# [WORK REQUIRED]
Omit every picture and output the rest of the records exactly as they are.

# [DATA PROVIDED]
--
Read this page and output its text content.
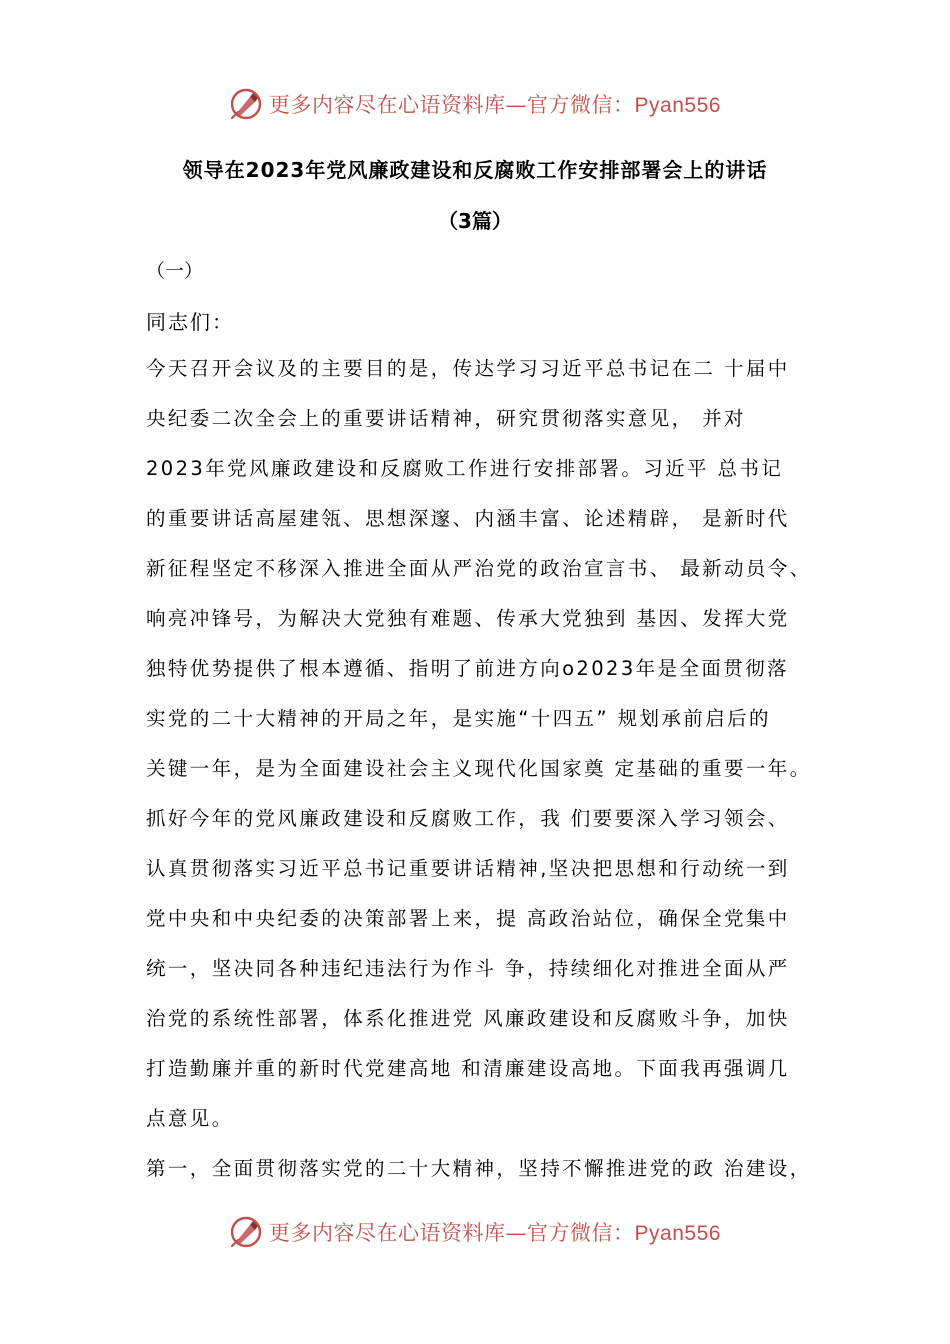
更多内容尽在心语资料库—官方微信：Pyan556
领导在2023年党风廉政建设和反腐败工作安排部署会上的讲话
（3篇）
（一）
同志们：
今天召开会议及的主要目的是，传达学习习近平总书记在二 十届中
央纪委二次全会上的重要讲话精神，研究贯彻落实意见， 并对
2023年党风廉政建设和反腐败工作进行安排部署。习近平 总书记
的重要讲话高屋建瓴、思想深邃、内涵丰富、论述精辟， 是新时代
新征程坚定不移深入推进全面从严治党的政治宣言书、 最新动员令、
响亮冲锋号，为解决大党独有难题、传承大党独到 基因、发挥大党
独特优势提供了根本遵循、指明了前进方向o2023年是全面贯彻落
实党的二十大精神的开局之年，是实施“十四五” 规划承前启后的
关键一年，是为全面建设社会主义现代化国家奠 定基础的重要一年。
抓好今年的党风廉政建设和反腐败工作，我 们要要深入学习领会、
认真贯彻落实习近平总书记重要讲话精神,坚决把思想和行动统一到
党中央和中央纪委的决策部署上来，提 高政治站位，确保全党集中
统一，坚决同各种违纪违法行为作斗 争，持续细化对推进全面从严
治党的系统性部署，体系化推进党 风廉政建设和反腐败斗争，加快
打造勤廉并重的新时代党建高地 和清廉建设高地。下面我再强调几
点意见。
第一，全面贯彻落实党的二十大精神，坚持不懈推进党的政 治建设，
更多内容尽在心语资料库—官方微信：Pyan556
--
# [THE RESULT]
Read this page and output its text content.
更多内容尽在心语资料库—官方微信：Pyan556
领导在2023年党风廉政建设和反腐败工作安排部署会上的讲话
（3篇）
（一）
同志们：
今天召开会议及的主要目的是，传达学习习近平总书记在二 十届中
央纪委二次全会上的重要讲话精神，研究贯彻落实意见， 并对
2023年党风廉政建设和反腐败工作进行安排部署。习近平 总书记
的重要讲话高屋建瓴、思想深邃、内涵丰富、论述精辟， 是新时代
新征程坚定不移深入推进全面从严治党的政治宣言书、 最新动员令、
响亮冲锋号，为解决大党独有难题、传承大党独到 基因、发挥大党
独特优势提供了根本遵循、指明了前进方向o2023年是全面贯彻落
实党的二十大精神的开局之年，是实施“十四五” 规划承前启后的
关键一年，是为全面建设社会主义现代化国家奠 定基础的重要一年。
抓好今年的党风廉政建设和反腐败工作，我 们要要深入学习领会、
认真贯彻落实习近平总书记重要讲话精神,坚决把思想和行动统一到
党中央和中央纪委的决策部署上来，提 高政治站位，确保全党集中
统一，坚决同各种违纪违法行为作斗 争，持续细化对推进全面从严
治党的系统性部署，体系化推进党 风廉政建设和反腐败斗争，加快
打造勤廉并重的新时代党建高地 和清廉建设高地。下面我再强调几
点意见。
第一，全面贯彻落实党的二十大精神，坚持不懈推进党的政 治建设，
更多内容尽在心语资料库—官方微信：Pyan556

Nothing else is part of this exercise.